***** Records shown
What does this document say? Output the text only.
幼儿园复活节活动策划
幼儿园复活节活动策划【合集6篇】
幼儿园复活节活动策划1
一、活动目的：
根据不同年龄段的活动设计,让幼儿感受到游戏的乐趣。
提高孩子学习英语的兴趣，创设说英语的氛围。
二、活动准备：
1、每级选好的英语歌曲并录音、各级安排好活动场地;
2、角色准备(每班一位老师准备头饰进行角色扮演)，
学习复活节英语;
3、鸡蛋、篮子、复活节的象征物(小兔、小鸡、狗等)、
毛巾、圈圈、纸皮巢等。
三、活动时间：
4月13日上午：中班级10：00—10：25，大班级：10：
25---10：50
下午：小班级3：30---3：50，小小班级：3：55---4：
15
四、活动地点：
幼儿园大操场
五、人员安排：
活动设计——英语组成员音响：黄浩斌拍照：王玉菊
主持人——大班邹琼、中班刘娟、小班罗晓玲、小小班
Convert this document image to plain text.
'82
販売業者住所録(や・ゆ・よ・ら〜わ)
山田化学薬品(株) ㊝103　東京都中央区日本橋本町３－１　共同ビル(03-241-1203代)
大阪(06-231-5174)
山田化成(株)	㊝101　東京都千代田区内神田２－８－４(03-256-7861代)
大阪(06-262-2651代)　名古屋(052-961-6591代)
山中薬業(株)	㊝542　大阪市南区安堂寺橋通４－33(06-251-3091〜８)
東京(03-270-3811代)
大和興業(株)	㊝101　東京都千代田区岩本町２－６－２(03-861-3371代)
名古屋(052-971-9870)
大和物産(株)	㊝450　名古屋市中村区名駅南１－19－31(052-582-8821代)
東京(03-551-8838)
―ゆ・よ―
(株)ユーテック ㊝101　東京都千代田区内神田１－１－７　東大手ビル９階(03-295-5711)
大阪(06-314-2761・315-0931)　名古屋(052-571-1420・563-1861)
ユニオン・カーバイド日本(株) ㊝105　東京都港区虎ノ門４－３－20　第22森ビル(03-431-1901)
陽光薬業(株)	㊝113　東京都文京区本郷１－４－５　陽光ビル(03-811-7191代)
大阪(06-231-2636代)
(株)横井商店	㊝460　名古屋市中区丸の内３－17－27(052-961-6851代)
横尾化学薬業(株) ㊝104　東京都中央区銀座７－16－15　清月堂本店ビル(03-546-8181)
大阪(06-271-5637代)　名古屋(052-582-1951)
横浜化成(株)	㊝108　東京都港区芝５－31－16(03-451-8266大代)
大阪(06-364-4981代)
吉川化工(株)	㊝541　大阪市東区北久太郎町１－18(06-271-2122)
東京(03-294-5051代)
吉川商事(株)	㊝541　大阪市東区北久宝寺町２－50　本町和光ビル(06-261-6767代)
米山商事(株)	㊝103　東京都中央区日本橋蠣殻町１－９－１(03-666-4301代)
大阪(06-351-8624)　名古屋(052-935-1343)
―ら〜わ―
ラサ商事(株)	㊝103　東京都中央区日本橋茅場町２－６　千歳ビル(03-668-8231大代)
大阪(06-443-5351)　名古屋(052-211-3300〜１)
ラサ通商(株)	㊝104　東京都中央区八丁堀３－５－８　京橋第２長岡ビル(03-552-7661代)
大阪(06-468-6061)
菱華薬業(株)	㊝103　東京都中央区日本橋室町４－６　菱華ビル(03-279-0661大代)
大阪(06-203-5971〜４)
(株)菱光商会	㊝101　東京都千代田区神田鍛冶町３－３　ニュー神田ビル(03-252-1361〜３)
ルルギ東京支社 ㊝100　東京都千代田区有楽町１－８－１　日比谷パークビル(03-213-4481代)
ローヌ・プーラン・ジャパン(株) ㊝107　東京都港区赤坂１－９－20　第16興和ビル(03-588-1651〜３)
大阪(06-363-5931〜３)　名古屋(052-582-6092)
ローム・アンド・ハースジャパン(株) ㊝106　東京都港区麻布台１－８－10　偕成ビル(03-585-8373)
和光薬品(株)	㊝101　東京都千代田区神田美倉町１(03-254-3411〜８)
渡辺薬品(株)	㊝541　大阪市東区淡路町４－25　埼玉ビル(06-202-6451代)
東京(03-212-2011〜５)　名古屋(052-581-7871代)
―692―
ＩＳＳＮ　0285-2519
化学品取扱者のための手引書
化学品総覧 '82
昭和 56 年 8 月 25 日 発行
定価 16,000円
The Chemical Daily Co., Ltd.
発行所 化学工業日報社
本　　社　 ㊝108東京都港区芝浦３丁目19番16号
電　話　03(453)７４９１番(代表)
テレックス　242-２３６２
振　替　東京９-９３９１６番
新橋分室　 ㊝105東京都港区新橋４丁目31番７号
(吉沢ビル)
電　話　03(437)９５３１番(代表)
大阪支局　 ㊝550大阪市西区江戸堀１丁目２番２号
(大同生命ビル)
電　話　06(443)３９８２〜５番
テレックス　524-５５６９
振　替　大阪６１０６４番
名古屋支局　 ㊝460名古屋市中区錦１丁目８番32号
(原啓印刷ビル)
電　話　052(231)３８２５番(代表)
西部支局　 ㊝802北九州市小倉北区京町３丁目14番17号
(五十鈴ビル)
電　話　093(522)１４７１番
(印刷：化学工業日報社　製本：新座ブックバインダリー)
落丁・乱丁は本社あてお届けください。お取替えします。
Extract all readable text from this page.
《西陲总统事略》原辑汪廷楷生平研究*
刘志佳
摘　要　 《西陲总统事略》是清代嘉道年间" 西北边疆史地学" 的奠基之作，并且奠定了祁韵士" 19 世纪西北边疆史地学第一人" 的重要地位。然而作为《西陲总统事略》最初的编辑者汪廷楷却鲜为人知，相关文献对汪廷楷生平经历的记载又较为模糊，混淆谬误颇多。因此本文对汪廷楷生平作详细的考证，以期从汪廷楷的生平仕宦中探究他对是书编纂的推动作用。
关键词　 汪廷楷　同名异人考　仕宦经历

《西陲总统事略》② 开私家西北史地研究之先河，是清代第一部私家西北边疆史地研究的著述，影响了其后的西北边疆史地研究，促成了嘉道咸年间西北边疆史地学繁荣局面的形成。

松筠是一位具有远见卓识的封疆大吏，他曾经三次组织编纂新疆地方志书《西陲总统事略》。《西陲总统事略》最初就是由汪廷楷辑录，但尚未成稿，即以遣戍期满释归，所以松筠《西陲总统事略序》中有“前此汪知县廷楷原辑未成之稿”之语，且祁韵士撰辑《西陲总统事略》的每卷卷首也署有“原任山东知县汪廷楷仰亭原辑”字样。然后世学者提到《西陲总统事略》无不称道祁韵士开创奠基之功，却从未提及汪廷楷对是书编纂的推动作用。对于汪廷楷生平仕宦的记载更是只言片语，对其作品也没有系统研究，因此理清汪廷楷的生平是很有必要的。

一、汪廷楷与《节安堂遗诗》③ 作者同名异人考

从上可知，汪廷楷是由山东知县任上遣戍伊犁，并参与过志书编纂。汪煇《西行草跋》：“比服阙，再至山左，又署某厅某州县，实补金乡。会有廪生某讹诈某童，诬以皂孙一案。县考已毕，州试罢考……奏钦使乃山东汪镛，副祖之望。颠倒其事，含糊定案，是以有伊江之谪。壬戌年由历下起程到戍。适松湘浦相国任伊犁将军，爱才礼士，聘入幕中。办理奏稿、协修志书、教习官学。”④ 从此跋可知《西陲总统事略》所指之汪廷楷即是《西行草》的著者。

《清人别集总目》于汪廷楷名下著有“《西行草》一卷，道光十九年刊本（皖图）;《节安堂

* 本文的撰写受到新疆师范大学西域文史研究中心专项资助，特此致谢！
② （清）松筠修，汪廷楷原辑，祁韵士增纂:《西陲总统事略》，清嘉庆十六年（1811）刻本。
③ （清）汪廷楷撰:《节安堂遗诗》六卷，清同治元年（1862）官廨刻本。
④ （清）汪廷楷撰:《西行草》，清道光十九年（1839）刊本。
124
**********
**What is expected:** Return exactly the lines of the data, and only those, from the line with "Extract all readable text from this page." through the last line, inclusive.

**Answer to the task:**
Extract all readable text from this page.
《西陲总统事略》原辑汪廷楷生平研究*
刘志佳
摘　要　 《西陲总统事略》是清代嘉道年间" 西北边疆史地学" 的奠基之作，并且奠定了祁韵士" 19 世纪西北边疆史地学第一人" 的重要地位。然而作为《西陲总统事略》最初的编辑者汪廷楷却鲜为人知，相关文献对汪廷楷生平经历的记载又较为模糊，混淆谬误颇多。因此本文对汪廷楷生平作详细的考证，以期从汪廷楷的生平仕宦中探究他对是书编纂的推动作用。
关键词　 汪廷楷　同名异人考　仕宦经历

《西陲总统事略》② 开私家西北史地研究之先河，是清代第一部私家西北边疆史地研究的著述，影响了其后的西北边疆史地研究，促成了嘉道咸年间西北边疆史地学繁荣局面的形成。

松筠是一位具有远见卓识的封疆大吏，他曾经三次组织编纂新疆地方志书《西陲总统事略》。《西陲总统事略》最初就是由汪廷楷辑录，但尚未成稿，即以遣戍期满释归，所以松筠《西陲总统事略序》中有“前此汪知县廷楷原辑未成之稿”之语，且祁韵士撰辑《西陲总统事略》的每卷卷首也署有“原任山东知县汪廷楷仰亭原辑”字样。然后世学者提到《西陲总统事略》无不称道祁韵士开创奠基之功，却从未提及汪廷楷对是书编纂的推动作用。对于汪廷楷生平仕宦的记载更是只言片语，对其作品也没有系统研究，因此理清汪廷楷的生平是很有必要的。

一、汪廷楷与《节安堂遗诗》③ 作者同名异人考

从上可知，汪廷楷是由山东知县任上遣戍伊犁，并参与过志书编纂。汪煇《西行草跋》：“比服阙，再至山左，又署某厅某州县，实补金乡。会有廪生某讹诈某童，诬以皂孙一案。县考已毕，州试罢考……奏钦使乃山东汪镛，副祖之望。颠倒其事，含糊定案，是以有伊江之谪。壬戌年由历下起程到戍。适松湘浦相国任伊犁将军，爱才礼士，聘入幕中。办理奏稿、协修志书、教习官学。”④ 从此跋可知《西陲总统事略》所指之汪廷楷即是《西行草》的著者。

《清人别集总目》于汪廷楷名下著有“《西行草》一卷，道光十九年刊本（皖图）;《节安堂

* 本文的撰写受到新疆师范大学西域文史研究中心专项资助，特此致谢！
② （清）松筠修，汪廷楷原辑，祁韵士增纂:《西陲总统事略》，清嘉庆十六年（1811）刻本。
③ （清）汪廷楷撰:《节安堂遗诗》六卷，清同治元年（1862）官廨刻本。
④ （清）汪廷楷撰:《西行草》，清道光十九年（1839）刊本。
124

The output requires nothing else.